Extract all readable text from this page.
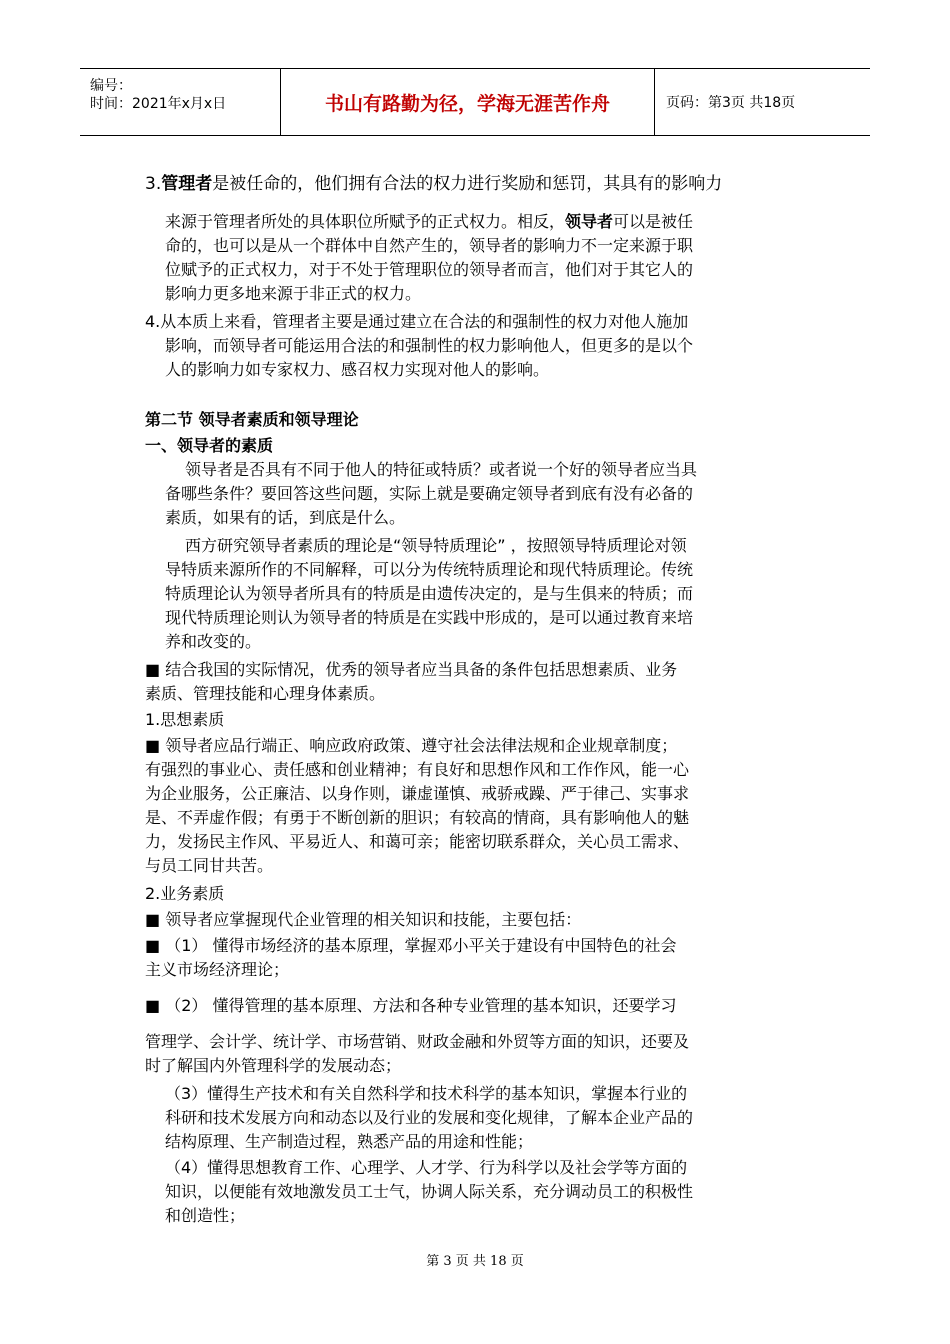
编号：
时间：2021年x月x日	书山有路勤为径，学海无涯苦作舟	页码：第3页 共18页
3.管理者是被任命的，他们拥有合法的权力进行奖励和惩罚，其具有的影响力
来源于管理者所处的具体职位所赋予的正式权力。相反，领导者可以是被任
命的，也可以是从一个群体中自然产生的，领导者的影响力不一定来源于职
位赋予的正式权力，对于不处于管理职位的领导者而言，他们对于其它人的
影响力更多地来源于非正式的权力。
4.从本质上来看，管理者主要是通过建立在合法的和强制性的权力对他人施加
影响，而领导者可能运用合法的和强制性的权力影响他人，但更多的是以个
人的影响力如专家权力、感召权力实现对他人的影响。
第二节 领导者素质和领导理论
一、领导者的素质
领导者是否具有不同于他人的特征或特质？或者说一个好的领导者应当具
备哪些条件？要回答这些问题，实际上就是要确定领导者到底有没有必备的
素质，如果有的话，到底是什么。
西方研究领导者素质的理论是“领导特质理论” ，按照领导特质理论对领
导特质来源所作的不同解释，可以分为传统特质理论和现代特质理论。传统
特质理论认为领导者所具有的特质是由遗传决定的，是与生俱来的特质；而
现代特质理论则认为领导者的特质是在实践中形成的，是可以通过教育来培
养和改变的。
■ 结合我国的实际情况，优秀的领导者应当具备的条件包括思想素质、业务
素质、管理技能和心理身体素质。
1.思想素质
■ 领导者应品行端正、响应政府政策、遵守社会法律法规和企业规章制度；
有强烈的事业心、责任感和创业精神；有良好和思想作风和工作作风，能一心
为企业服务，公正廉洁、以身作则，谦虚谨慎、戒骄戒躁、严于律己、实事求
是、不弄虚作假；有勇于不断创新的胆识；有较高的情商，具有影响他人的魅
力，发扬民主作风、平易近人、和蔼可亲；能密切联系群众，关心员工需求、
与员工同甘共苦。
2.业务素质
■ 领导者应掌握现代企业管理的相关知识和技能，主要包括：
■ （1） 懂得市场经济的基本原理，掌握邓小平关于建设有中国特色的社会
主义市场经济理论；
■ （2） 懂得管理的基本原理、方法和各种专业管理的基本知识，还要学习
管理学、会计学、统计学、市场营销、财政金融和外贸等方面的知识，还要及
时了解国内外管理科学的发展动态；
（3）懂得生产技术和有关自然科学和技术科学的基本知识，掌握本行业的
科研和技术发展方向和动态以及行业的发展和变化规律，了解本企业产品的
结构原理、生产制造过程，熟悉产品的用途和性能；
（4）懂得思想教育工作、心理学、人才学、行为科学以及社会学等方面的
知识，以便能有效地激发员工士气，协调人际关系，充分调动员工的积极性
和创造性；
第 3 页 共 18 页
---
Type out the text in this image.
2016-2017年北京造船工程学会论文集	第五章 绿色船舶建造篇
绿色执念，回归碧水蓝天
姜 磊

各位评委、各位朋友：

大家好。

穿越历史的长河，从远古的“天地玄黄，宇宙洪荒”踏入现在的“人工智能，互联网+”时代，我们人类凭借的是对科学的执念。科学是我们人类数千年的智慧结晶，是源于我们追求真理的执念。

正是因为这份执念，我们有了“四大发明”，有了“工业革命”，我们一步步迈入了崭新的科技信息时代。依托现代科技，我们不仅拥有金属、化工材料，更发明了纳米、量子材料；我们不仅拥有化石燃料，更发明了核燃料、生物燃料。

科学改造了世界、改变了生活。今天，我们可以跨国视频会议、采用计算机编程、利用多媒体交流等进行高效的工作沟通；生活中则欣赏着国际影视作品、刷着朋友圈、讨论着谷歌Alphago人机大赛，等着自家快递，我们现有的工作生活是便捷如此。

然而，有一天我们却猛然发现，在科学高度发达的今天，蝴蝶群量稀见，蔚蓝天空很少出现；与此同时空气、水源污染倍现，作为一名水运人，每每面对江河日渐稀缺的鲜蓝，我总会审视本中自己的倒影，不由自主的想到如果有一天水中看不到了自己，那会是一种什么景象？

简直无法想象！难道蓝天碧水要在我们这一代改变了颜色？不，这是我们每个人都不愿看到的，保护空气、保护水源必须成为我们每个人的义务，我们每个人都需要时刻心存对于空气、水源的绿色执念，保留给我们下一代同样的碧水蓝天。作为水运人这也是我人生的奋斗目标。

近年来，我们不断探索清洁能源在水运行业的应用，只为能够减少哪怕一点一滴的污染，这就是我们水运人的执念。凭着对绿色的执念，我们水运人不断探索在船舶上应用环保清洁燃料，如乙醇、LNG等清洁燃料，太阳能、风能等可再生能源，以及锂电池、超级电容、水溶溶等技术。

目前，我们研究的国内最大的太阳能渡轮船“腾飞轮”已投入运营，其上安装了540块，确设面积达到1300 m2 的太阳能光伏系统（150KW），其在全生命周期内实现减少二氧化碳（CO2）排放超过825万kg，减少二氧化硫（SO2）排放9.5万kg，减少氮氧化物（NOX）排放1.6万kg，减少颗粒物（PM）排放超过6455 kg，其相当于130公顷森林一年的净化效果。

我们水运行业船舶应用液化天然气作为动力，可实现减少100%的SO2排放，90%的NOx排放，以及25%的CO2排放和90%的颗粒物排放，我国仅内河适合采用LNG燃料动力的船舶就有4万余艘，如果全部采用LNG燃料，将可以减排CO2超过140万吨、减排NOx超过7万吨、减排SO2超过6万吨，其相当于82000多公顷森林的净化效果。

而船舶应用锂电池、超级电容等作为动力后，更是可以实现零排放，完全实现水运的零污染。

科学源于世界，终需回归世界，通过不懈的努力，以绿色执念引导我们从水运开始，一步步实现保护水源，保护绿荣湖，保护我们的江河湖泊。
---
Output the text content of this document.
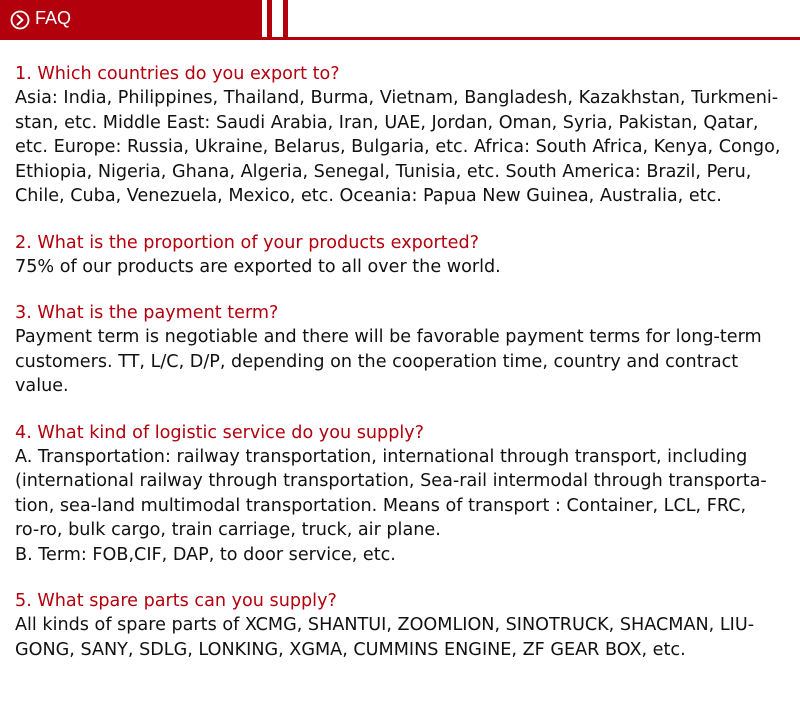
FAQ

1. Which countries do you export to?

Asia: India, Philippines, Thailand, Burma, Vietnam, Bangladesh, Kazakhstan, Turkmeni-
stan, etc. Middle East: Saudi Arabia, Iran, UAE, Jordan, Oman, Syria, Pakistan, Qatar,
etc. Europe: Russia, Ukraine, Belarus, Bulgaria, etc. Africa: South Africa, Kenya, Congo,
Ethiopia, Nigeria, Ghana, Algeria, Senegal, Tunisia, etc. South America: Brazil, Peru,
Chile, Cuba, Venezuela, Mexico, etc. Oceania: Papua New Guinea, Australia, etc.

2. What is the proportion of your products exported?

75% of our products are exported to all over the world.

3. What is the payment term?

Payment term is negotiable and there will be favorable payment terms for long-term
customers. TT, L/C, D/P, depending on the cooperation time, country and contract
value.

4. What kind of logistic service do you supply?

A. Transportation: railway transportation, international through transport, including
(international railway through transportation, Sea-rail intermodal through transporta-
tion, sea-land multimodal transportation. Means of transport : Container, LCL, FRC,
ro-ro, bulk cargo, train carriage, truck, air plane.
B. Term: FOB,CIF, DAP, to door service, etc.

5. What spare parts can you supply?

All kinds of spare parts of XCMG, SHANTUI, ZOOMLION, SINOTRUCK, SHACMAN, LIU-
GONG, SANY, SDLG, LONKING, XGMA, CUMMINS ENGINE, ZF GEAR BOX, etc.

● **STATED GOAL**
Some lines of the data may hold the word "text". Say how many do, with nothing else.

● **CORRECT RESULT**
3